• Problem to work on
Scan the following material for the string "играя" and copy each line in which it appears.

# Entries provided start

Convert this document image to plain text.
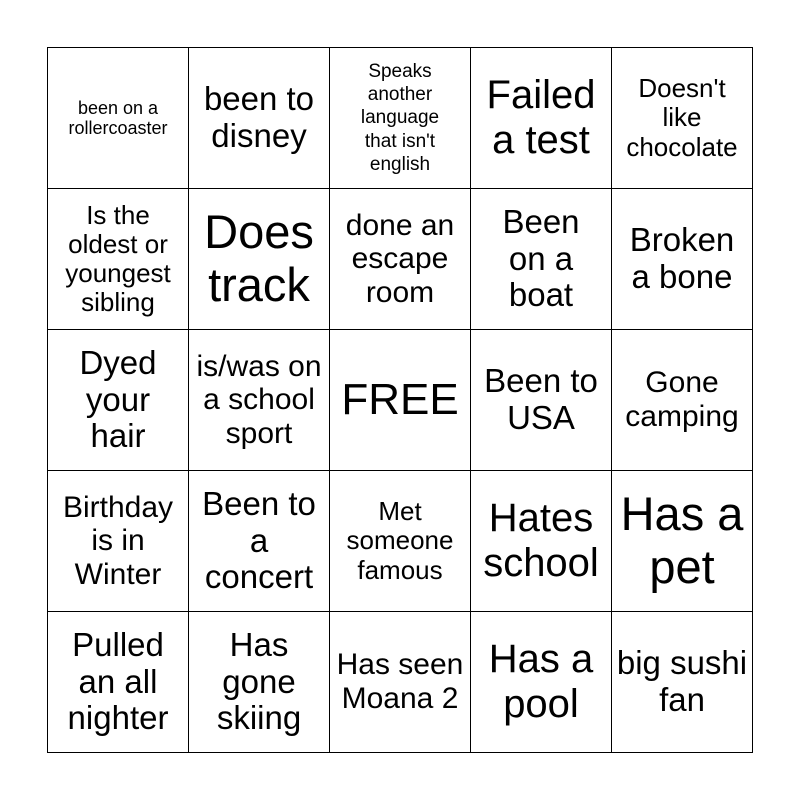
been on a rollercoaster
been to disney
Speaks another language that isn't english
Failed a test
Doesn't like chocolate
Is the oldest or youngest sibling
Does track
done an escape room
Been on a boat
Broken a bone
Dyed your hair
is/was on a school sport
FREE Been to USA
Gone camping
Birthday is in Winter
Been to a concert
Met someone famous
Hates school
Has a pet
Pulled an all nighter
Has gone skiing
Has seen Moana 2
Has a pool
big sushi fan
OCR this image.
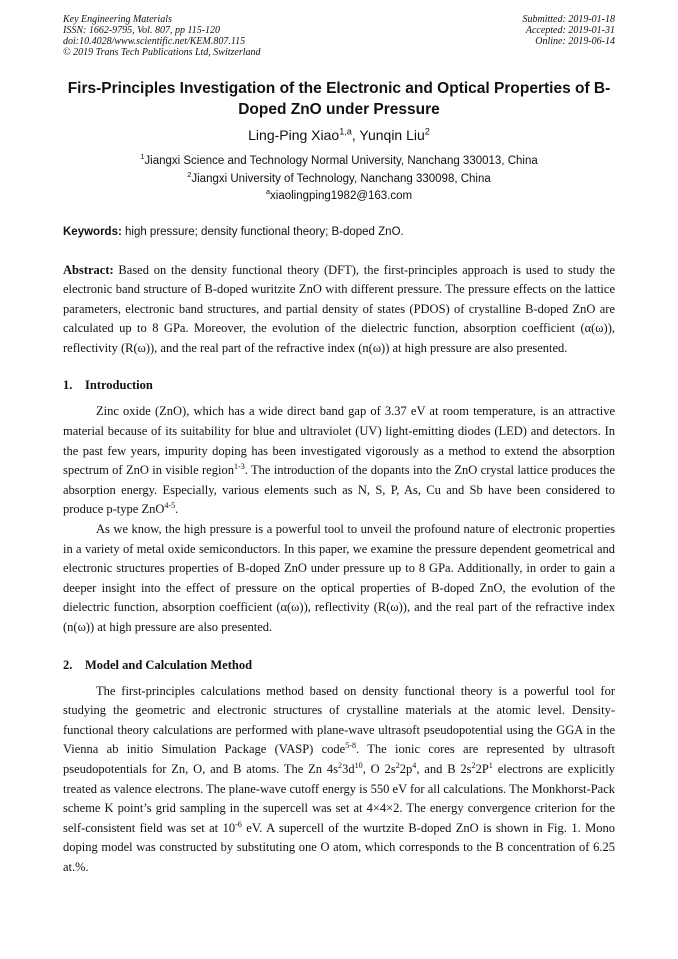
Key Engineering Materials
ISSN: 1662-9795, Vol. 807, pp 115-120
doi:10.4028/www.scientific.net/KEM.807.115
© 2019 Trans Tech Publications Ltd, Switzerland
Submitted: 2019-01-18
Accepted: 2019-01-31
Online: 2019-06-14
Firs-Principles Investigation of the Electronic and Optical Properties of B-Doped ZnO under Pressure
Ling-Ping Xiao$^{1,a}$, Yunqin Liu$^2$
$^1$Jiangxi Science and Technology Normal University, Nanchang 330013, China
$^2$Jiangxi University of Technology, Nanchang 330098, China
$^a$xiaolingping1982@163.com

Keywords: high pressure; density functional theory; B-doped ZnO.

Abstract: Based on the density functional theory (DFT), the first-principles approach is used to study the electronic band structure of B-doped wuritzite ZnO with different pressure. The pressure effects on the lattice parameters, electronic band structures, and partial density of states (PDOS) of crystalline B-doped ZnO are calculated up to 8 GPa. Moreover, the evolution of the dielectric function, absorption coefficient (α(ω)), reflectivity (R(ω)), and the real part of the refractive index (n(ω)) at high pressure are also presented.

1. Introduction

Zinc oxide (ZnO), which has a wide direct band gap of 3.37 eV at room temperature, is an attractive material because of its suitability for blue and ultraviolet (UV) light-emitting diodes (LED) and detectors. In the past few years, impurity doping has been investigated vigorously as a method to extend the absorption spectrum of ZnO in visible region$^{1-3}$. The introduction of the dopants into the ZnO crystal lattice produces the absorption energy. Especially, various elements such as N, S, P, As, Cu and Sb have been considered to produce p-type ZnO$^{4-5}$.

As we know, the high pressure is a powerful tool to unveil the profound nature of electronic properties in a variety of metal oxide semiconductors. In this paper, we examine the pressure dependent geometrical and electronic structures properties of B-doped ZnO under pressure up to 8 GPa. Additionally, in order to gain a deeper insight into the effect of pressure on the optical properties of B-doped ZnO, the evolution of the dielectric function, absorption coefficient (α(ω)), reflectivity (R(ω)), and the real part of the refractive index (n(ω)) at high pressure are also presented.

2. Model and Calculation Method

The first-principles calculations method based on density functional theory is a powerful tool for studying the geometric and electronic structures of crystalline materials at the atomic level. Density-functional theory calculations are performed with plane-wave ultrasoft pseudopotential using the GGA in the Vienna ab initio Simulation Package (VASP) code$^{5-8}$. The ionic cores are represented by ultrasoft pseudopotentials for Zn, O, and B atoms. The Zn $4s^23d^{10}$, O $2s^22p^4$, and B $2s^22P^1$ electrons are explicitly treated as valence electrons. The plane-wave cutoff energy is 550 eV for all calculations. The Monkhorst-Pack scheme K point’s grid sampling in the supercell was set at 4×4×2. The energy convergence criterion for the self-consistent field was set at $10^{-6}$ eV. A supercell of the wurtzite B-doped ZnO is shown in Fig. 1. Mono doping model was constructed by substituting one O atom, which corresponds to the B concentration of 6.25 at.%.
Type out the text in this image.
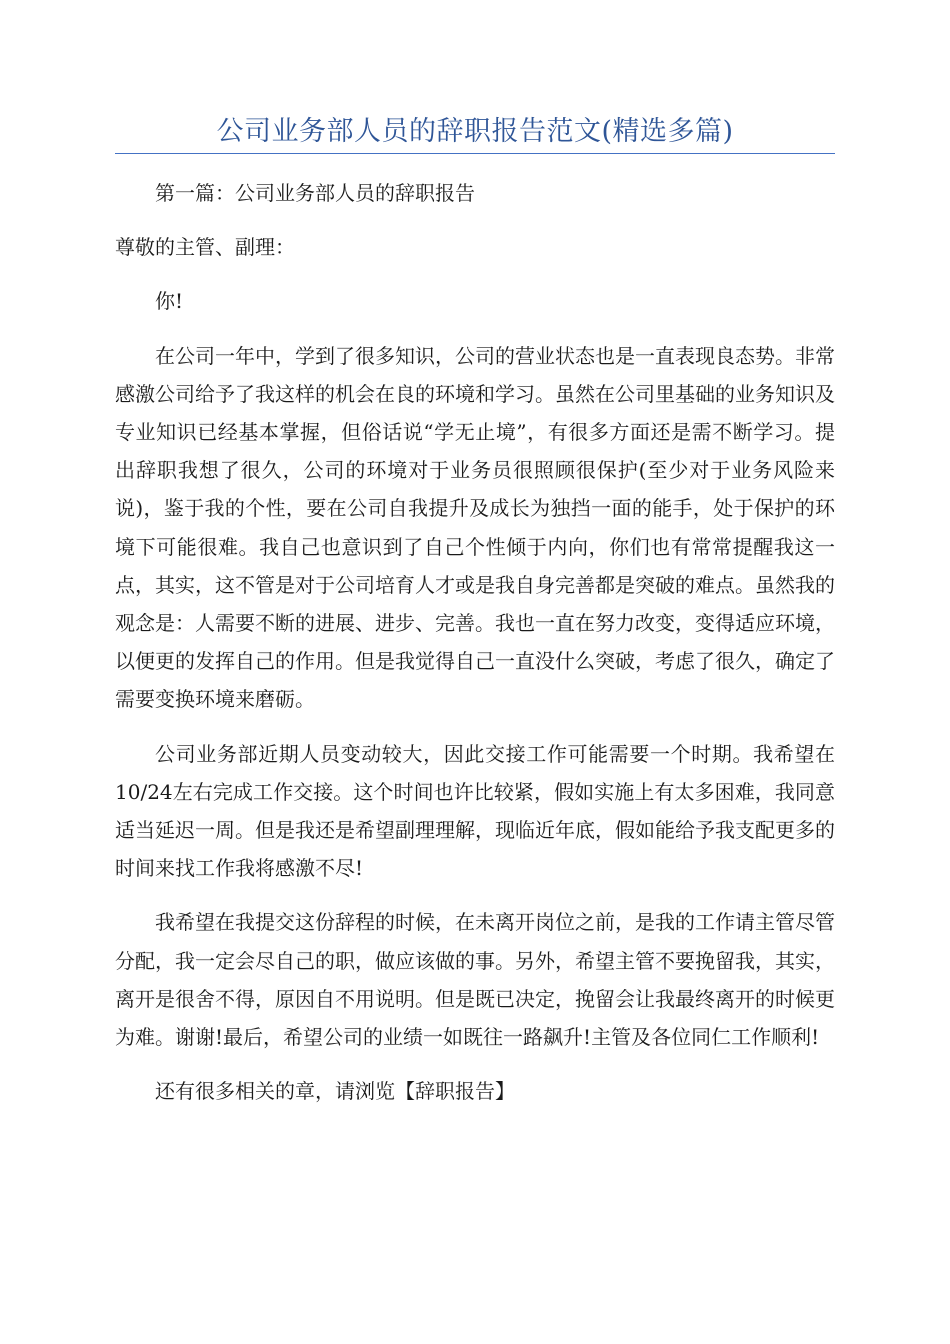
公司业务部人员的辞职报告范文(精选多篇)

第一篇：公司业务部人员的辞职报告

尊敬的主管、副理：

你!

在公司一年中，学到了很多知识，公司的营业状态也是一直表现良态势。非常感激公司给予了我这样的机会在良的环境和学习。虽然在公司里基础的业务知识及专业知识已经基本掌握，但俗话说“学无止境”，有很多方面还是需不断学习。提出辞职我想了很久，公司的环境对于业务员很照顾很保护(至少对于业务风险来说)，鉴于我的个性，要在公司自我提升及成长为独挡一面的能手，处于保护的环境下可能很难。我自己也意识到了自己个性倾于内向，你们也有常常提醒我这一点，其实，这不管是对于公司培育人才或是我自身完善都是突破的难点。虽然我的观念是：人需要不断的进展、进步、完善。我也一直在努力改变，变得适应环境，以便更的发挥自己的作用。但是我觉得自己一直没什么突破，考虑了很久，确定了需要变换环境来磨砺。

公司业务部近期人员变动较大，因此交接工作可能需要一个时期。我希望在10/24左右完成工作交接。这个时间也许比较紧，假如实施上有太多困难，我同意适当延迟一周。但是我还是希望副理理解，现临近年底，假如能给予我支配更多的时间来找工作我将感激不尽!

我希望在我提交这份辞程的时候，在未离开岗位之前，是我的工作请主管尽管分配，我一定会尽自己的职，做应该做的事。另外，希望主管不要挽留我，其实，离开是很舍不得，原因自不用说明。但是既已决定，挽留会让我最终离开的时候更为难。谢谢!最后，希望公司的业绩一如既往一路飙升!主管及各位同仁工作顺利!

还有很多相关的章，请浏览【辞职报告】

# Entries provided end
# Entries provided start

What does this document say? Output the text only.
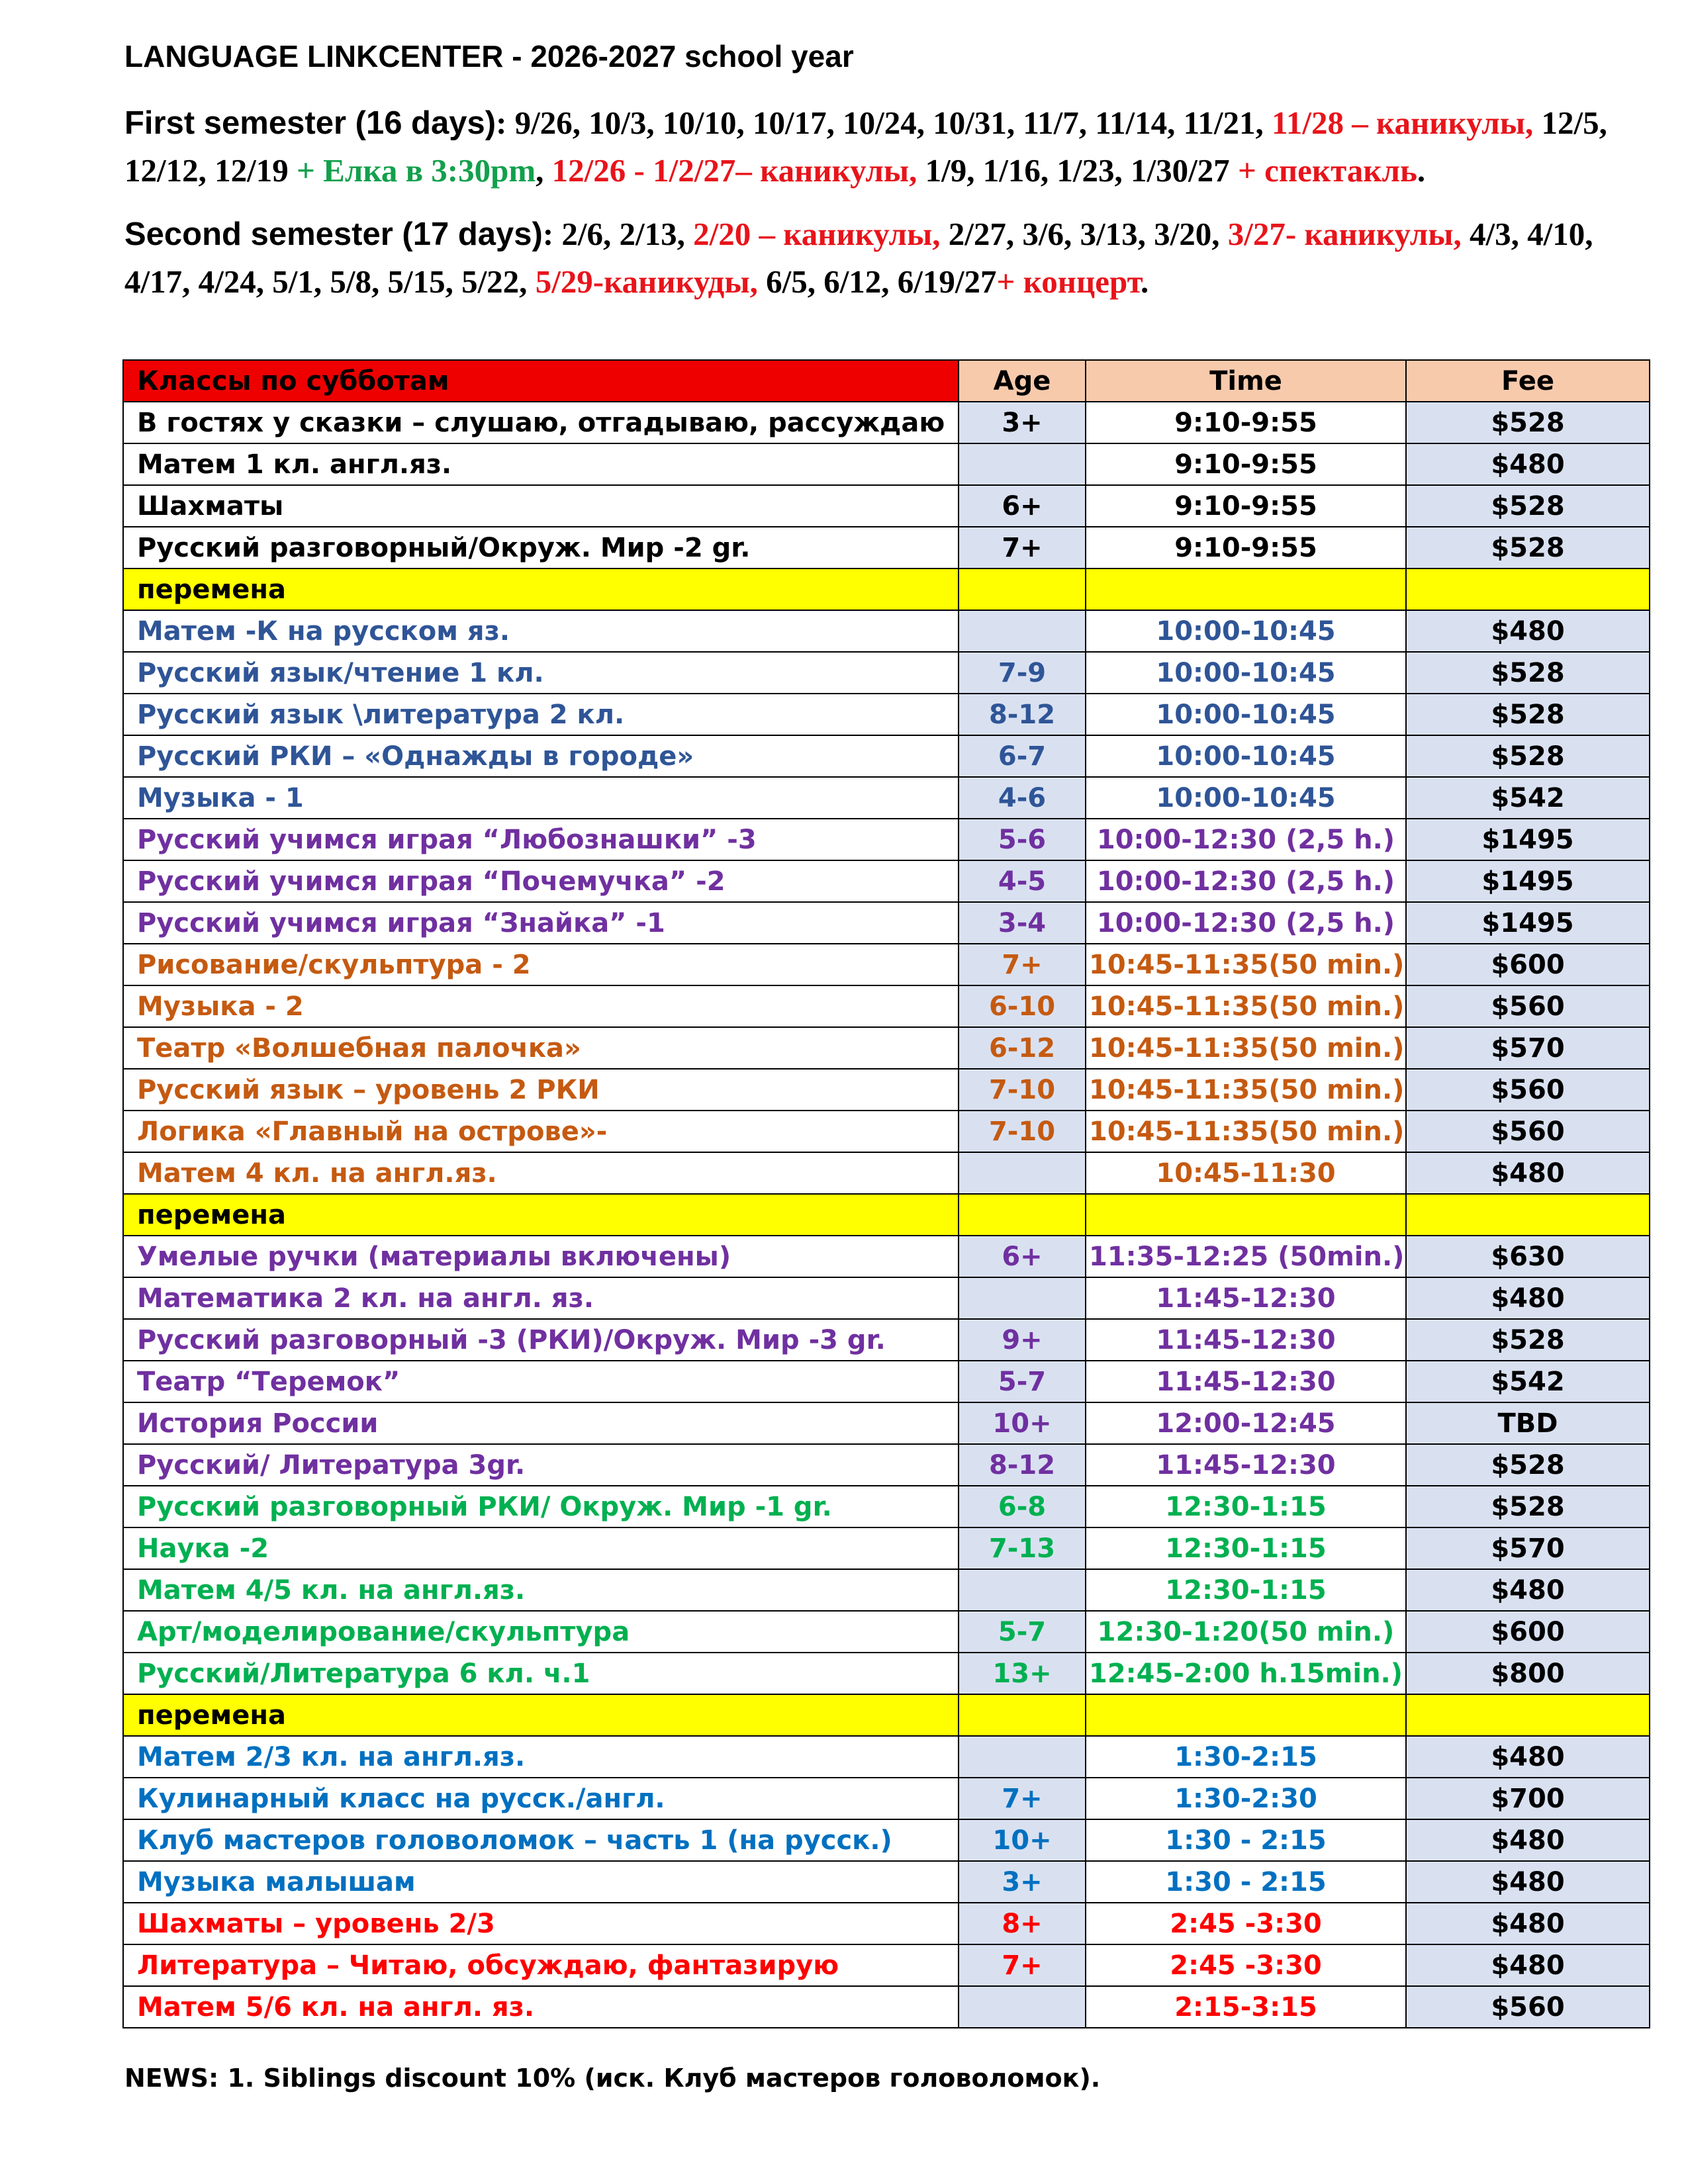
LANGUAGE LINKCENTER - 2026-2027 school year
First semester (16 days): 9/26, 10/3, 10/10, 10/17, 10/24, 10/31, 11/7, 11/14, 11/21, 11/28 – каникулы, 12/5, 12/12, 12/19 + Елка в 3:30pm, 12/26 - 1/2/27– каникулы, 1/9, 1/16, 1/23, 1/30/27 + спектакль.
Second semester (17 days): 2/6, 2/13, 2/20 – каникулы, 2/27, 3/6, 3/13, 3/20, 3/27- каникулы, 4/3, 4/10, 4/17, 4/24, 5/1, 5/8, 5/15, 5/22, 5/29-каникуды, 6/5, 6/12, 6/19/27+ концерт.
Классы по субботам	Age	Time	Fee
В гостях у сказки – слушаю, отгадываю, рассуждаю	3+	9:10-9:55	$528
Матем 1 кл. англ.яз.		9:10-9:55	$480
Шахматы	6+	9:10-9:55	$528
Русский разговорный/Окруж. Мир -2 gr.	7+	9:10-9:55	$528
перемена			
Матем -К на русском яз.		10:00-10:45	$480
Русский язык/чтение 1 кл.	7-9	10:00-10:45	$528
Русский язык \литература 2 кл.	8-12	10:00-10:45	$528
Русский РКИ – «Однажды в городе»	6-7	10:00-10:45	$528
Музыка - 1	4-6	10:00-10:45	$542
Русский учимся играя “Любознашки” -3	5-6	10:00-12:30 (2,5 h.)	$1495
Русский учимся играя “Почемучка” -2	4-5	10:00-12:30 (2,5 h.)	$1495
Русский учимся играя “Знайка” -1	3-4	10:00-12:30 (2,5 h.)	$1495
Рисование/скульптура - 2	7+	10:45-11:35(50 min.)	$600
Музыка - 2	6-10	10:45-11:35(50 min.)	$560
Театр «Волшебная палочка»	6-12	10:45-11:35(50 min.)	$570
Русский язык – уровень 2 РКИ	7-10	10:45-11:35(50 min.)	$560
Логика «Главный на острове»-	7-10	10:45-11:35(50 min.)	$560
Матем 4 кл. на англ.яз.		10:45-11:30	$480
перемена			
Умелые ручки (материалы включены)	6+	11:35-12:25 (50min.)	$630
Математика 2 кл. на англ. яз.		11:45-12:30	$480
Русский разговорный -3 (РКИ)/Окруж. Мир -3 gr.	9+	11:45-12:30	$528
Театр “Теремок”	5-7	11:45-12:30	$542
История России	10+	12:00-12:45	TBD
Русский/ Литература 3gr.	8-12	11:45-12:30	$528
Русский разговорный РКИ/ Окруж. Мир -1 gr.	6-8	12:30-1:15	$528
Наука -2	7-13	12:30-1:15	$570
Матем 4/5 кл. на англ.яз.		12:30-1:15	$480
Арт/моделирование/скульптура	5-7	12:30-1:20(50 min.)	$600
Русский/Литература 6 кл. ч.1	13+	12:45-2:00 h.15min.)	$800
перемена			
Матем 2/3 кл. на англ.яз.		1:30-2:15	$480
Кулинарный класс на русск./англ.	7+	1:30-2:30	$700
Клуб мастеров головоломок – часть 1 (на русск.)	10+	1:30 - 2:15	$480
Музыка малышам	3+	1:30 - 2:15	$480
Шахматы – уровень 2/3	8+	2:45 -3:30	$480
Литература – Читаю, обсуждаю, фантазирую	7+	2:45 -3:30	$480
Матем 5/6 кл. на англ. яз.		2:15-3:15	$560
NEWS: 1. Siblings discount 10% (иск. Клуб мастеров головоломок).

# Entries provided end

• Response
Русский учимся играя “Любознашки” -3	5-6	10:00-12:30 (2,5 h.)	$1495
Русский учимся играя “Почемучка” -2	4-5	10:00-12:30 (2,5 h.)	$1495
Русский учимся играя “Знайка” -1	3-4	10:00-12:30 (2,5 h.)	$1495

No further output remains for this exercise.